** start **
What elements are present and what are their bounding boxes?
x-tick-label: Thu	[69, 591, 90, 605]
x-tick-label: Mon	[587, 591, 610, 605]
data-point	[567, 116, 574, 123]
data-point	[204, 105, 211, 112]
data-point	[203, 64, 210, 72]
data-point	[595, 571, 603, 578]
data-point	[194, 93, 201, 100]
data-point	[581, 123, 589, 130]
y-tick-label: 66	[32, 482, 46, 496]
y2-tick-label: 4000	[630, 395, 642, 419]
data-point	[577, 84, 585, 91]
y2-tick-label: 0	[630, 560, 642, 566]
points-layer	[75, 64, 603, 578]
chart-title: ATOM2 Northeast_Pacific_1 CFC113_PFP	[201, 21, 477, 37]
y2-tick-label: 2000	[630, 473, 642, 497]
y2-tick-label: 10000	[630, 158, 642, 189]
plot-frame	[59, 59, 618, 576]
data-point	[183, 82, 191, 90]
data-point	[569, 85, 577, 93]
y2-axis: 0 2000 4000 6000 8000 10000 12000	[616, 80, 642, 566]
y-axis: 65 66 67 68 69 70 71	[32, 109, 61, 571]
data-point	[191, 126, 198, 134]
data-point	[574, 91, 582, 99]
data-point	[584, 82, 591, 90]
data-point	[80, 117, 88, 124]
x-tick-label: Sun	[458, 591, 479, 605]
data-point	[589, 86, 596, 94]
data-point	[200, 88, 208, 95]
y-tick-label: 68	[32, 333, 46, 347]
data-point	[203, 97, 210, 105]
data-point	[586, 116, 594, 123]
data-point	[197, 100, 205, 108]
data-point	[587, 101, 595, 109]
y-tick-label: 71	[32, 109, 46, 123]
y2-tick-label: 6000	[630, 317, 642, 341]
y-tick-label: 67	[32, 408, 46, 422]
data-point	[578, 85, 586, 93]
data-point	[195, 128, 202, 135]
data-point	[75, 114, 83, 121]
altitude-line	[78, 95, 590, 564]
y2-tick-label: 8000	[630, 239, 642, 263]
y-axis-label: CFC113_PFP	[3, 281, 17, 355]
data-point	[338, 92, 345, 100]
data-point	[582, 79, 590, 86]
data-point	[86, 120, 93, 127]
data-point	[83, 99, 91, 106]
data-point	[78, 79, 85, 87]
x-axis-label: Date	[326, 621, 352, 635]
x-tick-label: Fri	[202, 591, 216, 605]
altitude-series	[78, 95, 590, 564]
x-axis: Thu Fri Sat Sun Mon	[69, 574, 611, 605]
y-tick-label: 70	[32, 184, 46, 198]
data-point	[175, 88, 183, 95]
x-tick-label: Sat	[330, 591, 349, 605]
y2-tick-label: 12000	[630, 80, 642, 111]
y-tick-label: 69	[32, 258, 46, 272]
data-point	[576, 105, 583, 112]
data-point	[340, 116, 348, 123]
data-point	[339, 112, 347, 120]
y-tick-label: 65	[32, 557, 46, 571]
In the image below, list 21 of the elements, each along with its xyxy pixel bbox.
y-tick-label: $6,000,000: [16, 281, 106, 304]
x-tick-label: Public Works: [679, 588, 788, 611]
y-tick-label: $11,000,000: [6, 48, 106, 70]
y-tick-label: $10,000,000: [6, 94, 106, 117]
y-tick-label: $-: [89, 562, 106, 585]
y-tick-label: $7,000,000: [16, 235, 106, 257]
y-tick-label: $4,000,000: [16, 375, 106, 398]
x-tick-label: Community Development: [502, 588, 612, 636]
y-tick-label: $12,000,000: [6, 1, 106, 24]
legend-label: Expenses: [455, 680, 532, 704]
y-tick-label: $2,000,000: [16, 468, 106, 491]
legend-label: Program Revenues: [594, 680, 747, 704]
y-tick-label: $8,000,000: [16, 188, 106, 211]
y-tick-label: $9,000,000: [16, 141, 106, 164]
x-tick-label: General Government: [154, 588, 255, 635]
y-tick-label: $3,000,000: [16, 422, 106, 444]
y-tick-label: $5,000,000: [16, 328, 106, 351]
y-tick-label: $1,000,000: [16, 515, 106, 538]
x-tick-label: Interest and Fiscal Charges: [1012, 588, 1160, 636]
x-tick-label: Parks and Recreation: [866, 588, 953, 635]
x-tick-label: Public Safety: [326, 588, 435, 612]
** end **
Task goal: Swap "data-point" for "marker" in everything from the start of the entries down to the line containing "395, 642, 419]", both ends included, and leave everything else unchanged. Return only those lines.

Answer to this problem:
What elements are present and what are their bounding boxes?
x-tick-label: Thu	[69, 591, 90, 605]
x-tick-label: Mon	[587, 591, 610, 605]
marker	[567, 116, 574, 123]
marker	[204, 105, 211, 112]
marker	[203, 64, 210, 72]
marker	[595, 571, 603, 578]
marker	[194, 93, 201, 100]
marker	[581, 123, 589, 130]
y-tick-label: 66	[32, 482, 46, 496]
y2-tick-label: 4000	[630, 395, 642, 419]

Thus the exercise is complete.